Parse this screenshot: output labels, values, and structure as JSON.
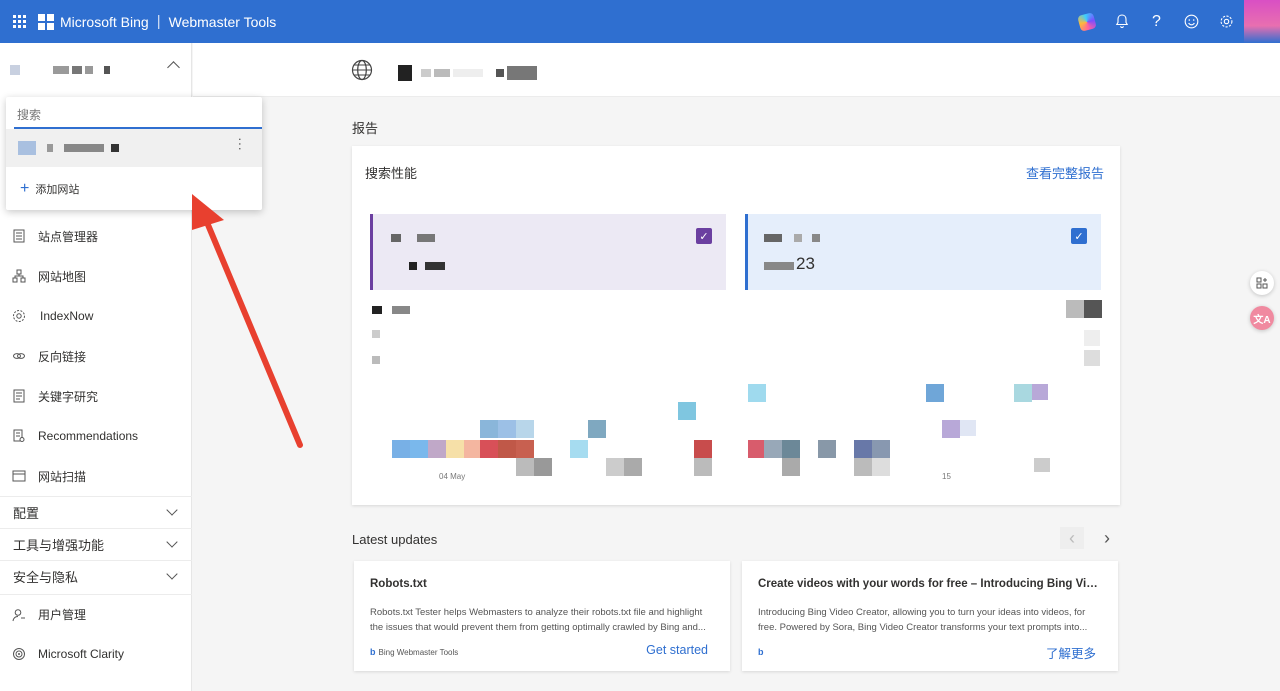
{
  "topbar": {
    "brand": "Microsoft Bing",
    "product": "Webmaster Tools",
    "icons": [
      "app-launcher-icon",
      "copilot-icon",
      "bell-icon",
      "help-icon",
      "feedback-smiley-icon",
      "gear-icon"
    ]
  },
  "dropdown": {
    "search_placeholder": "搜索",
    "add_site_label": "添加网站"
  },
  "sidebar": {
    "items": [
      {
        "label": "站点管理器",
        "icon": "site-manager-icon"
      },
      {
        "label": "网站地图",
        "icon": "sitemap-icon"
      },
      {
        "label": "IndexNow",
        "icon": "indexnow-icon"
      },
      {
        "label": "反向链接",
        "icon": "backlinks-icon"
      },
      {
        "label": "关键字研究",
        "icon": "keyword-research-icon"
      },
      {
        "label": "Recommendations",
        "icon": "recommendations-icon"
      },
      {
        "label": "网站扫描",
        "icon": "site-scan-icon"
      }
    ],
    "groups": [
      {
        "label": "配置"
      },
      {
        "label": "工具与增强功能"
      },
      {
        "label": "安全与隐私"
      }
    ],
    "bottom_items": [
      {
        "label": "用户管理",
        "icon": "user-management-icon"
      },
      {
        "label": "Microsoft Clarity",
        "icon": "clarity-icon"
      }
    ]
  },
  "main": {
    "reports_title": "报告",
    "search_performance": {
      "title": "搜索性能",
      "view_full_report": "查看完整报告",
      "impressions_value_visible": "23",
      "x_labels": [
        "04 May",
        "15"
      ]
    },
    "latest_updates": {
      "title": "Latest updates",
      "cards": [
        {
          "title": "Robots.txt",
          "body": "Robots.txt Tester helps Webmasters to analyze their robots.txt file and highlight the issues that would prevent them from getting optimally crawled by Bing and...",
          "source": "Bing Webmaster Tools",
          "cta": "Get started"
        },
        {
          "title": "Create videos with your words for free – Introducing Bing Video C...",
          "body": "Introducing Bing Video Creator, allowing you to turn your ideas into videos, for free. Powered by Sora, Bing Video Creator transforms your text prompts into...",
          "source": "",
          "cta": "了解更多"
        }
      ]
    }
  },
  "floating": {
    "translate_label": "文A"
  },
  "colors": {
    "brand_blue": "#2f6fd0",
    "clicks_purple": "#6b3fa0",
    "annotation_red": "#e8402f"
  }
}
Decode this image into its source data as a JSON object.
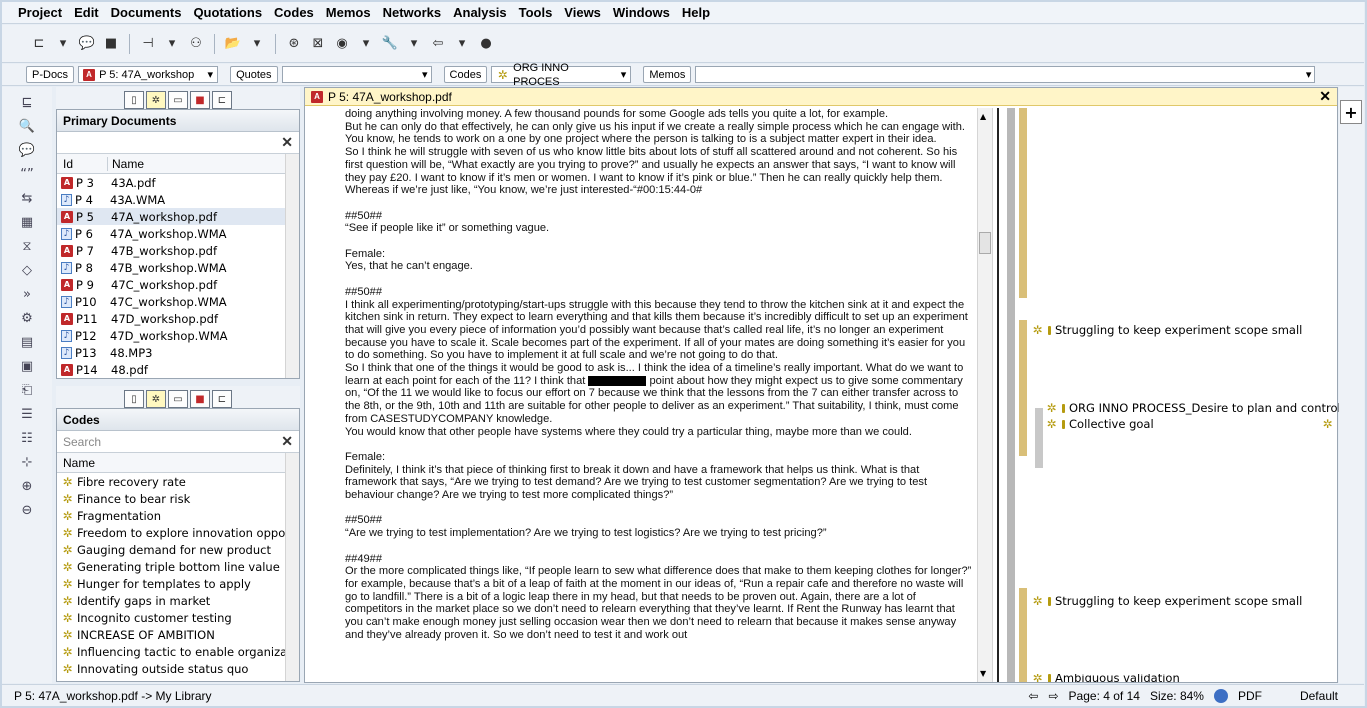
{
  "menu": [
    "Project",
    "Edit",
    "Documents",
    "Quotations",
    "Codes",
    "Memos",
    "Networks",
    "Analysis",
    "Tools",
    "Views",
    "Windows",
    "Help"
  ],
  "managers": {
    "pdocs_label": "P-Docs",
    "pdoc_selected": "P 5: 47A_workshop",
    "quotes_label": "Quotes",
    "codes_label": "Codes",
    "code_selected": "ORG INNO PROCES",
    "memos_label": "Memos"
  },
  "primary_documents": {
    "title": "Primary Documents",
    "col_id": "Id",
    "col_name": "Name",
    "rows": [
      {
        "id": "P 3",
        "name": "43A.pdf",
        "type": "pdf"
      },
      {
        "id": "P 4",
        "name": "43A.WMA",
        "type": "wma"
      },
      {
        "id": "P 5",
        "name": "47A_workshop.pdf",
        "type": "pdf"
      },
      {
        "id": "P 6",
        "name": "47A_workshop.WMA",
        "type": "wma"
      },
      {
        "id": "P 7",
        "name": "47B_workshop.pdf",
        "type": "pdf"
      },
      {
        "id": "P 8",
        "name": "47B_workshop.WMA",
        "type": "wma"
      },
      {
        "id": "P 9",
        "name": "47C_workshop.pdf",
        "type": "pdf"
      },
      {
        "id": "P10",
        "name": "47C_workshop.WMA",
        "type": "wma"
      },
      {
        "id": "P11",
        "name": "47D_workshop.pdf",
        "type": "pdf"
      },
      {
        "id": "P12",
        "name": "47D_workshop.WMA",
        "type": "wma"
      },
      {
        "id": "P13",
        "name": "48.MP3",
        "type": "wma"
      },
      {
        "id": "P14",
        "name": "48.pdf",
        "type": "pdf"
      }
    ]
  },
  "codes_panel": {
    "title": "Codes",
    "search_placeholder": "Search",
    "col_name": "Name",
    "items": [
      "Fibre recovery rate",
      "Finance to bear risk",
      "Fragmentation",
      "Freedom to explore innovation oppo...",
      "Gauging demand for new product",
      "Generating triple bottom line value",
      "Hunger for templates to apply",
      "Identify gaps in market",
      "Incognito customer testing",
      "INCREASE OF AMBITION",
      "Influencing tactic to enable organiza...",
      "Innovating outside status quo"
    ]
  },
  "document": {
    "title": "P 5: 47A_workshop.pdf",
    "paragraphs": [
      "doing anything involving money. A few thousand pounds for some Google ads tells you quite a lot, for example.",
      "But he can only do that effectively, he can only give us his input if we create a really simple process which he can engage with. You know, he tends to work on a one by one project where the person is talking to is a subject matter expert in their idea.",
      "So I think he will struggle with seven of us who know little bits about lots of stuff all scattered around and not coherent. So his first question will be, “What exactly are you trying to prove?” and usually he expects an answer that says, “I want to know will they pay £20. I want to know if it’s men or women. I want to know if it’s pink or blue.” Then he can really quickly help them.",
      "Whereas if we’re just like, “You know, we’re just interested-“#00:15:44-0#",
      "",
      "##50##",
      "“See if people like it” or something vague.",
      "",
      "Female:",
      "Yes, that he can’t engage.",
      "",
      "##50##",
      "I think all experimenting/prototyping/start-ups struggle with this because they tend to throw the kitchen sink at it and expect the kitchen sink in return. They expect to learn everything and that kills them because it’s incredibly difficult to set up an experiment that will give you every piece of information you’d possibly want because that’s called real life, it’s no longer an experiment because you have to scale it. Scale becomes part of the experiment. If all of your mates are doing something it’s easier for you to do something. So you have to implement it at full scale and we’re not going to do that."
    ],
    "para_redacted_before": "So I think that one of the things it would be good to ask is... I think the idea of a timeline’s really important. What do we want to learn at each point for each of the 11? I think that",
    "para_redacted_after": "point about how they might expect us to give some commentary on, “Of the 11 we would like to focus our effort on 7 because we think that the lessons from the 7 can either transfer across to the 8th, or the 9th, 10th and 11th are suitable for other people to deliver as an experiment.” That suitability, I think, must come from CASESTUDYCOMPANY knowledge.",
    "paragraphs2": [
      "You would know that other people have systems where they could try a particular thing, maybe more than we could.",
      "",
      "Female:",
      "Definitely, I think it’s that piece of thinking first to break it down and have a framework that helps us think. What is that framework that says, “Are we trying to test demand? Are we trying to test customer segmentation? Are we trying to test behaviour change? Are we trying to test more complicated things?”",
      "",
      "##50##",
      "“Are we trying to test implementation? Are we trying to test logistics? Are we trying to test pricing?”",
      "",
      "##49##",
      "Or the more complicated things like, “If people learn to sew what difference does that make to them keeping clothes for longer?” for example, because that’s a bit of a leap of faith at the moment in our ideas of, “Run a repair cafe and therefore no waste will go to landfill.” There is a bit of a logic leap there in my head, but that needs to be proven out. Again, there are a lot of competitors in the market place so we don’t need to relearn everything that they’ve learnt. If Rent the Runway has learnt that you can’t make enough money just selling occasion wear then we don’t need to relearn that because it makes sense anyway and they’ve already proven it. So we don’t need to test it and work out"
    ]
  },
  "margin_codes": [
    "Struggling to keep experiment scope small",
    "ORG INNO PROCESS_Desire to plan and control",
    "Collective goal",
    "Struggling to keep experiment scope small",
    "Ambiguous validation"
  ],
  "status": {
    "path": "P 5: 47A_workshop.pdf -> My Library",
    "page": "Page: 4 of 14",
    "size": "Size: 84%",
    "format": "PDF",
    "mode": "Default"
  },
  "colors": {
    "title_bar": "#fff5c8",
    "code_bar": "#d9bf78",
    "code_bar_gray": "#b8b8b8",
    "pdf_red": "#c0282a"
  }
}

- - - -

Keep the pictures out of the copy and return the rest of the data above exactly.

Parse this screenshot: output labels, values, and structure as JSON.
{
  "topbar": {
    "brand": "Microsoft Bing",
    "product": "Webmaster Tools",
    "icons": [
      "app-launcher-icon",
      "copilot-icon",
      "bell-icon",
      "help-icon",
      "feedback-smiley-icon",
      "gear-icon"
    ]
  },
  "dropdown": {
    "search_placeholder": "搜索",
    "add_site_label": "添加网站"
  },
  "sidebar": {
    "items": [
      {
        "label": "站点管理器",
        "icon": "site-manager-icon"
      },
      {
        "label": "网站地图",
        "icon": "sitemap-icon"
      },
      {
        "label": "IndexNow",
        "icon": "indexnow-icon"
      },
      {
        "label": "反向链接",
        "icon": "backlinks-icon"
      },
      {
        "label": "关键字研究",
        "icon": "keyword-research-icon"
      },
      {
        "label": "Recommendations",
        "icon": "recommendations-icon"
      },
      {
        "label": "网站扫描",
        "icon": "site-scan-icon"
      }
    ],
    "groups": [
      {
        "label": "配置"
      },
      {
        "label": "工具与增强功能"
      },
      {
        "label": "安全与隐私"
      }
    ],
    "bottom_items": [
      {
        "label": "用户管理",
        "icon": "user-management-icon"
      },
      {
        "label": "Microsoft Clarity",
        "icon": "clarity-icon"
      }
    ]
  },
  "main": {
    "reports_title": "报告",
    "search_performance": {
      "title": "搜索性能",
      "view_full_report": "查看完整报告",
      "impressions_value_visible": "23",
      "x_labels": [
        "04 May",
        "15"
      ]
    },
    "latest_updates": {
      "title": "Latest updates",
      "cards": [
        {
          "title": "Robots.txt",
          "body": "Robots.txt Tester helps Webmasters to analyze their robots.txt file and highlight the issues that would prevent them from getting optimally crawled by Bing and...",
          "source": "Bing Webmaster Tools",
          "cta": "Get started"
        },
        {
          "title": "Create videos with your words for free – Introducing Bing Video C...",
          "body": "Introducing Bing Video Creator, allowing you to turn your ideas into videos, for free. Powered by Sora, Bing Video Creator transforms your text prompts into...",
          "source": "",
          "cta": "了解更多"
        }
      ]
    }
  },
  "floating": {
    "translate_label": "文A"
  },
  "colors": {
    "brand_blue": "#2f6fd0",
    "clicks_purple": "#6b3fa0",
    "annotation_red": "#e8402f"
  }
}
Decode this image into its source data as a JSON object.
{
  "menu": [
    "Project",
    "Edit",
    "Documents",
    "Quotations",
    "Codes",
    "Memos",
    "Networks",
    "Analysis",
    "Tools",
    "Views",
    "Windows",
    "Help"
  ],
  "managers": {
    "pdocs_label": "P-Docs",
    "pdoc_selected": "P 5: 47A_workshop",
    "quotes_label": "Quotes",
    "codes_label": "Codes",
    "code_selected": "ORG INNO PROCES",
    "memos_label": "Memos"
  },
  "primary_documents": {
    "title": "Primary Documents",
    "col_id": "Id",
    "col_name": "Name",
    "rows": [
      {
        "id": "P 3",
        "name": "43A.pdf",
        "type": "pdf"
      },
      {
        "id": "P 4",
        "name": "43A.WMA",
        "type": "wma"
      },
      {
        "id": "P 5",
        "name": "47A_workshop.pdf",
        "type": "pdf"
      },
      {
        "id": "P 6",
        "name": "47A_workshop.WMA",
        "type": "wma"
      },
      {
        "id": "P 7",
        "name": "47B_workshop.pdf",
        "type": "pdf"
      },
      {
        "id": "P 8",
        "name": "47B_workshop.WMA",
        "type": "wma"
      },
      {
        "id": "P 9",
        "name": "47C_workshop.pdf",
        "type": "pdf"
      },
      {
        "id": "P10",
        "name": "47C_workshop.WMA",
        "type": "wma"
      },
      {
        "id": "P11",
        "name": "47D_workshop.pdf",
        "type": "pdf"
      },
      {
        "id": "P12",
        "name": "47D_workshop.WMA",
        "type": "wma"
      },
      {
        "id": "P13",
        "name": "48.MP3",
        "type": "wma"
      },
      {
        "id": "P14",
        "name": "48.pdf",
        "type": "pdf"
      }
    ]
  },
  "codes_panel": {
    "title": "Codes",
    "search_placeholder": "Search",
    "col_name": "Name",
    "items": [
      "Fibre recovery rate",
      "Finance to bear risk",
      "Fragmentation",
      "Freedom to explore innovation oppo...",
      "Gauging demand for new product",
      "Generating triple bottom line value",
      "Hunger for templates to apply",
      "Identify gaps in market",
      "Incognito customer testing",
      "INCREASE OF AMBITION",
      "Influencing tactic to enable organiza...",
      "Innovating outside status quo"
    ]
  },
  "document": {
    "title": "P 5: 47A_workshop.pdf",
    "paragraphs": [
      "doing anything involving money. A few thousand pounds for some Google ads tells you quite a lot, for example.",
      "But he can only do that effectively, he can only give us his input if we create a really simple process which he can engage with. You know, he tends to work on a one by one project where the person is talking to is a subject matter expert in their idea.",
      "So I think he will struggle with seven of us who know little bits about lots of stuff all scattered around and not coherent. So his first question will be, “What exactly are you trying to prove?” and usually he expects an answer that says, “I want to know will they pay £20. I want to know if it’s men or women. I want to know if it’s pink or blue.” Then he can really quickly help them.",
      "Whereas if we’re just like, “You know, we’re just interested-“#00:15:44-0#",
      "",
      "##50##",
      "“See if people like it” or something vague.",
      "",
      "Female:",
      "Yes, that he can’t engage.",
      "",
      "##50##",
      "I think all experimenting/prototyping/start-ups struggle with this because they tend to throw the kitchen sink at it and expect the kitchen sink in return. They expect to learn everything and that kills them because it’s incredibly difficult to set up an experiment that will give you every piece of information you’d possibly want because that’s called real life, it’s no longer an experiment because you have to scale it. Scale becomes part of the experiment. If all of your mates are doing something it’s easier for you to do something. So you have to implement it at full scale and we’re not going to do that."
    ],
    "para_redacted_before": "So I think that one of the things it would be good to ask is... I think the idea of a timeline’s really important. What do we want to learn at each point for each of the 11? I think that",
    "para_redacted_after": "point about how they might expect us to give some commentary on, “Of the 11 we would like to focus our effort on 7 because we think that the lessons from the 7 can either transfer across to the 8th, or the 9th, 10th and 11th are suitable for other people to deliver as an experiment.” That suitability, I think, must come from CASESTUDYCOMPANY knowledge.",
    "paragraphs2": [
      "You would know that other people have systems where they could try a particular thing, maybe more than we could.",
      "",
      "Female:",
      "Definitely, I think it’s that piece of thinking first to break it down and have a framework that helps us think. What is that framework that says, “Are we trying to test demand? Are we trying to test customer segmentation? Are we trying to test behaviour change? Are we trying to test more complicated things?”",
      "",
      "##50##",
      "“Are we trying to test implementation? Are we trying to test logistics? Are we trying to test pricing?”",
      "",
      "##49##",
      "Or the more complicated things like, “If people learn to sew what difference does that make to them keeping clothes for longer?” for example, because that’s a bit of a leap of faith at the moment in our ideas of, “Run a repair cafe and therefore no waste will go to landfill.” There is a bit of a logic leap there in my head, but that needs to be proven out. Again, there are a lot of competitors in the market place so we don’t need to relearn everything that they’ve learnt. If Rent the Runway has learnt that you can’t make enough money just selling occasion wear then we don’t need to relearn that because it makes sense anyway and they’ve already proven it. So we don’t need to test it and work out"
    ]
  },
  "margin_codes": [
    "Struggling to keep experiment scope small",
    "ORG INNO PROCESS_Desire to plan and control",
    "Collective goal",
    "Struggling to keep experiment scope small",
    "Ambiguous validation"
  ],
  "status": {
    "path": "P 5: 47A_workshop.pdf -> My Library",
    "page": "Page: 4 of 14",
    "size": "Size: 84%",
    "format": "PDF",
    "mode": "Default"
  },
  "colors": {
    "title_bar": "#fff5c8",
    "code_bar": "#d9bf78",
    "code_bar_gray": "#b8b8b8",
    "pdf_red": "#c0282a"
  }
}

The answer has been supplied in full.